■ **EXERCISE DESCRIPTION**
Copy the data exactly; pictures stay out of the copy.

■ **RECORDS SUPPLIED**
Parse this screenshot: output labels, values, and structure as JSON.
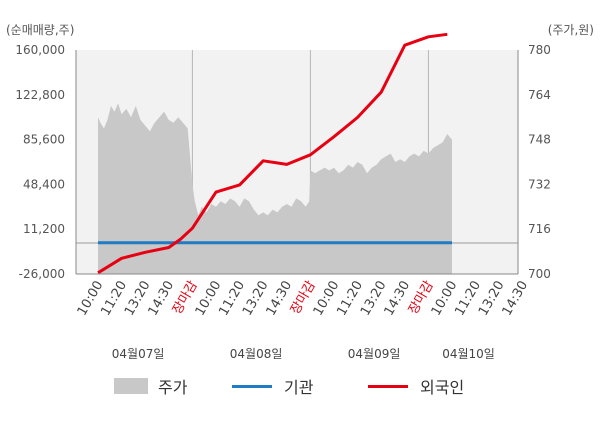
{
  "chart_data": {
    "type": "area",
    "left_axis_label": "(순매매량,주)",
    "right_axis_label": "(주가,원)",
    "left_ticks": [
      160000,
      122800,
      85600,
      48400,
      11200,
      -26000
    ],
    "left_tick_labels": [
      "160,000",
      "122,800",
      "85,600",
      "48,400",
      "11,200",
      "-26,000"
    ],
    "left_range": [
      -26000,
      160000
    ],
    "right_ticks": [
      780,
      764,
      748,
      732,
      716,
      700
    ],
    "right_range": [
      700,
      780
    ],
    "x_labels": [
      {
        "text": "10:00",
        "red": false
      },
      {
        "text": "11:20",
        "red": false
      },
      {
        "text": "13:20",
        "red": false
      },
      {
        "text": "14:30",
        "red": false
      },
      {
        "text": "장마감",
        "red": true
      },
      {
        "text": "10:00",
        "red": false
      },
      {
        "text": "11:20",
        "red": false
      },
      {
        "text": "13:20",
        "red": false
      },
      {
        "text": "14:30",
        "red": false
      },
      {
        "text": "장마감",
        "red": true
      },
      {
        "text": "10:00",
        "red": false
      },
      {
        "text": "11:20",
        "red": false
      },
      {
        "text": "13:20",
        "red": false
      },
      {
        "text": "14:30",
        "red": false
      },
      {
        "text": "장마감",
        "red": true
      },
      {
        "text": "10:00",
        "red": false
      },
      {
        "text": "11:20",
        "red": false
      },
      {
        "text": "13:20",
        "red": false
      },
      {
        "text": "14:30",
        "red": false
      }
    ],
    "dates": [
      {
        "text": "04월07일",
        "slot": 1.7
      },
      {
        "text": "04월08일",
        "slot": 6.7
      },
      {
        "text": "04월09일",
        "slot": 11.7
      },
      {
        "text": "04월10일",
        "slot": 15.7
      }
    ],
    "session_dividers": [
      4,
      9,
      14
    ],
    "price_series": {
      "name": "주가",
      "color": "#c8c8c8",
      "points": [
        [
          0.0,
          756
        ],
        [
          0.1,
          754
        ],
        [
          0.25,
          752
        ],
        [
          0.4,
          755
        ],
        [
          0.55,
          760
        ],
        [
          0.7,
          758
        ],
        [
          0.85,
          761
        ],
        [
          1.0,
          757
        ],
        [
          1.2,
          759
        ],
        [
          1.4,
          756
        ],
        [
          1.6,
          760
        ],
        [
          1.8,
          755
        ],
        [
          2.0,
          753
        ],
        [
          2.2,
          751
        ],
        [
          2.4,
          754
        ],
        [
          2.6,
          756
        ],
        [
          2.8,
          758
        ],
        [
          3.0,
          755
        ],
        [
          3.2,
          754
        ],
        [
          3.4,
          756
        ],
        [
          3.6,
          754
        ],
        [
          3.8,
          752
        ],
        [
          4.0,
          732
        ],
        [
          4.1,
          726
        ],
        [
          4.25,
          721
        ],
        [
          4.4,
          724
        ],
        [
          4.6,
          722
        ],
        [
          4.8,
          725
        ],
        [
          5.0,
          724
        ],
        [
          5.2,
          726
        ],
        [
          5.4,
          725
        ],
        [
          5.6,
          727
        ],
        [
          5.8,
          726
        ],
        [
          6.0,
          724
        ],
        [
          6.2,
          727
        ],
        [
          6.4,
          726
        ],
        [
          6.6,
          723
        ],
        [
          6.8,
          721
        ],
        [
          7.0,
          722
        ],
        [
          7.2,
          721
        ],
        [
          7.4,
          723
        ],
        [
          7.6,
          722
        ],
        [
          7.8,
          724
        ],
        [
          8.0,
          725
        ],
        [
          8.2,
          724
        ],
        [
          8.4,
          727
        ],
        [
          8.6,
          726
        ],
        [
          8.8,
          724
        ],
        [
          8.95,
          726
        ],
        [
          9.0,
          737
        ],
        [
          9.2,
          736
        ],
        [
          9.4,
          737
        ],
        [
          9.6,
          738
        ],
        [
          9.8,
          737
        ],
        [
          10.0,
          738
        ],
        [
          10.2,
          736
        ],
        [
          10.4,
          737
        ],
        [
          10.6,
          739
        ],
        [
          10.8,
          738
        ],
        [
          11.0,
          740
        ],
        [
          11.2,
          739
        ],
        [
          11.4,
          736
        ],
        [
          11.6,
          738
        ],
        [
          11.8,
          739
        ],
        [
          12.0,
          741
        ],
        [
          12.2,
          742
        ],
        [
          12.4,
          743
        ],
        [
          12.6,
          740
        ],
        [
          12.8,
          741
        ],
        [
          13.0,
          740
        ],
        [
          13.2,
          742
        ],
        [
          13.4,
          743
        ],
        [
          13.6,
          742
        ],
        [
          13.8,
          744
        ],
        [
          14.0,
          743
        ],
        [
          14.2,
          745
        ],
        [
          14.4,
          746
        ],
        [
          14.6,
          747
        ],
        [
          14.8,
          750
        ],
        [
          15.0,
          748
        ]
      ]
    },
    "institution_series": {
      "name": "기관",
      "color": "#1e7bc4",
      "points": [
        [
          0.0,
          0
        ],
        [
          15.0,
          0
        ]
      ]
    },
    "foreign_series": {
      "name": "외국인",
      "color": "#e60012",
      "points": [
        [
          0.0,
          -25000
        ],
        [
          1.0,
          -13000
        ],
        [
          2.0,
          -8000
        ],
        [
          3.0,
          -4000
        ],
        [
          3.5,
          3000
        ],
        [
          4.0,
          12000
        ],
        [
          5.0,
          42000
        ],
        [
          6.0,
          48000
        ],
        [
          7.0,
          68000
        ],
        [
          8.0,
          65000
        ],
        [
          9.0,
          73000
        ],
        [
          10.0,
          88000
        ],
        [
          11.0,
          104000
        ],
        [
          12.0,
          125000
        ],
        [
          13.0,
          164000
        ],
        [
          14.0,
          171000
        ],
        [
          14.8,
          173000
        ]
      ]
    }
  },
  "legend": {
    "price": "주가",
    "institution": "기관",
    "foreign": "외국인"
  }
}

■ **WRITTEN REPLY**
Parse this screenshot: output labels, values, and structure as JSON.
{
  "chart_data": {
    "type": "area",
    "left_axis_label": "(순매매량,주)",
    "right_axis_label": "(주가,원)",
    "left_ticks": [
      160000,
      122800,
      85600,
      48400,
      11200,
      -26000
    ],
    "left_tick_labels": [
      "160,000",
      "122,800",
      "85,600",
      "48,400",
      "11,200",
      "-26,000"
    ],
    "left_range": [
      -26000,
      160000
    ],
    "right_ticks": [
      780,
      764,
      748,
      732,
      716,
      700
    ],
    "right_range": [
      700,
      780
    ],
    "x_labels": [
      {
        "text": "10:00",
        "red": false
      },
      {
        "text": "11:20",
        "red": false
      },
      {
        "text": "13:20",
        "red": false
      },
      {
        "text": "14:30",
        "red": false
      },
      {
        "text": "장마감",
        "red": true
      },
      {
        "text": "10:00",
        "red": false
      },
      {
        "text": "11:20",
        "red": false
      },
      {
        "text": "13:20",
        "red": false
      },
      {
        "text": "14:30",
        "red": false
      },
      {
        "text": "장마감",
        "red": true
      },
      {
        "text": "10:00",
        "red": false
      },
      {
        "text": "11:20",
        "red": false
      },
      {
        "text": "13:20",
        "red": false
      },
      {
        "text": "14:30",
        "red": false
      },
      {
        "text": "장마감",
        "red": true
      },
      {
        "text": "10:00",
        "red": false
      },
      {
        "text": "11:20",
        "red": false
      },
      {
        "text": "13:20",
        "red": false
      },
      {
        "text": "14:30",
        "red": false
      }
    ],
    "dates": [
      {
        "text": "04월07일",
        "slot": 1.7
      },
      {
        "text": "04월08일",
        "slot": 6.7
      },
      {
        "text": "04월09일",
        "slot": 11.7
      },
      {
        "text": "04월10일",
        "slot": 15.7
      }
    ],
    "session_dividers": [
      4,
      9,
      14
    ],
    "price_series": {
      "name": "주가",
      "color": "#c8c8c8",
      "points": [
        [
          0.0,
          756
        ],
        [
          0.1,
          754
        ],
        [
          0.25,
          752
        ],
        [
          0.4,
          755
        ],
        [
          0.55,
          760
        ],
        [
          0.7,
          758
        ],
        [
          0.85,
          761
        ],
        [
          1.0,
          757
        ],
        [
          1.2,
          759
        ],
        [
          1.4,
          756
        ],
        [
          1.6,
          760
        ],
        [
          1.8,
          755
        ],
        [
          2.0,
          753
        ],
        [
          2.2,
          751
        ],
        [
          2.4,
          754
        ],
        [
          2.6,
          756
        ],
        [
          2.8,
          758
        ],
        [
          3.0,
          755
        ],
        [
          3.2,
          754
        ],
        [
          3.4,
          756
        ],
        [
          3.6,
          754
        ],
        [
          3.8,
          752
        ],
        [
          4.0,
          732
        ],
        [
          4.1,
          726
        ],
        [
          4.25,
          721
        ],
        [
          4.4,
          724
        ],
        [
          4.6,
          722
        ],
        [
          4.8,
          725
        ],
        [
          5.0,
          724
        ],
        [
          5.2,
          726
        ],
        [
          5.4,
          725
        ],
        [
          5.6,
          727
        ],
        [
          5.8,
          726
        ],
        [
          6.0,
          724
        ],
        [
          6.2,
          727
        ],
        [
          6.4,
          726
        ],
        [
          6.6,
          723
        ],
        [
          6.8,
          721
        ],
        [
          7.0,
          722
        ],
        [
          7.2,
          721
        ],
        [
          7.4,
          723
        ],
        [
          7.6,
          722
        ],
        [
          7.8,
          724
        ],
        [
          8.0,
          725
        ],
        [
          8.2,
          724
        ],
        [
          8.4,
          727
        ],
        [
          8.6,
          726
        ],
        [
          8.8,
          724
        ],
        [
          8.95,
          726
        ],
        [
          9.0,
          737
        ],
        [
          9.2,
          736
        ],
        [
          9.4,
          737
        ],
        [
          9.6,
          738
        ],
        [
          9.8,
          737
        ],
        [
          10.0,
          738
        ],
        [
          10.2,
          736
        ],
        [
          10.4,
          737
        ],
        [
          10.6,
          739
        ],
        [
          10.8,
          738
        ],
        [
          11.0,
          740
        ],
        [
          11.2,
          739
        ],
        [
          11.4,
          736
        ],
        [
          11.6,
          738
        ],
        [
          11.8,
          739
        ],
        [
          12.0,
          741
        ],
        [
          12.2,
          742
        ],
        [
          12.4,
          743
        ],
        [
          12.6,
          740
        ],
        [
          12.8,
          741
        ],
        [
          13.0,
          740
        ],
        [
          13.2,
          742
        ],
        [
          13.4,
          743
        ],
        [
          13.6,
          742
        ],
        [
          13.8,
          744
        ],
        [
          14.0,
          743
        ],
        [
          14.2,
          745
        ],
        [
          14.4,
          746
        ],
        [
          14.6,
          747
        ],
        [
          14.8,
          750
        ],
        [
          15.0,
          748
        ]
      ]
    },
    "institution_series": {
      "name": "기관",
      "color": "#1e7bc4",
      "points": [
        [
          0.0,
          0
        ],
        [
          15.0,
          0
        ]
      ]
    },
    "foreign_series": {
      "name": "외국인",
      "color": "#e60012",
      "points": [
        [
          0.0,
          -25000
        ],
        [
          1.0,
          -13000
        ],
        [
          2.0,
          -8000
        ],
        [
          3.0,
          -4000
        ],
        [
          3.5,
          3000
        ],
        [
          4.0,
          12000
        ],
        [
          5.0,
          42000
        ],
        [
          6.0,
          48000
        ],
        [
          7.0,
          68000
        ],
        [
          8.0,
          65000
        ],
        [
          9.0,
          73000
        ],
        [
          10.0,
          88000
        ],
        [
          11.0,
          104000
        ],
        [
          12.0,
          125000
        ],
        [
          13.0,
          164000
        ],
        [
          14.0,
          171000
        ],
        [
          14.8,
          173000
        ]
      ]
    }
  },
  "legend": {
    "price": "주가",
    "institution": "기관",
    "foreign": "외국인"
  }
}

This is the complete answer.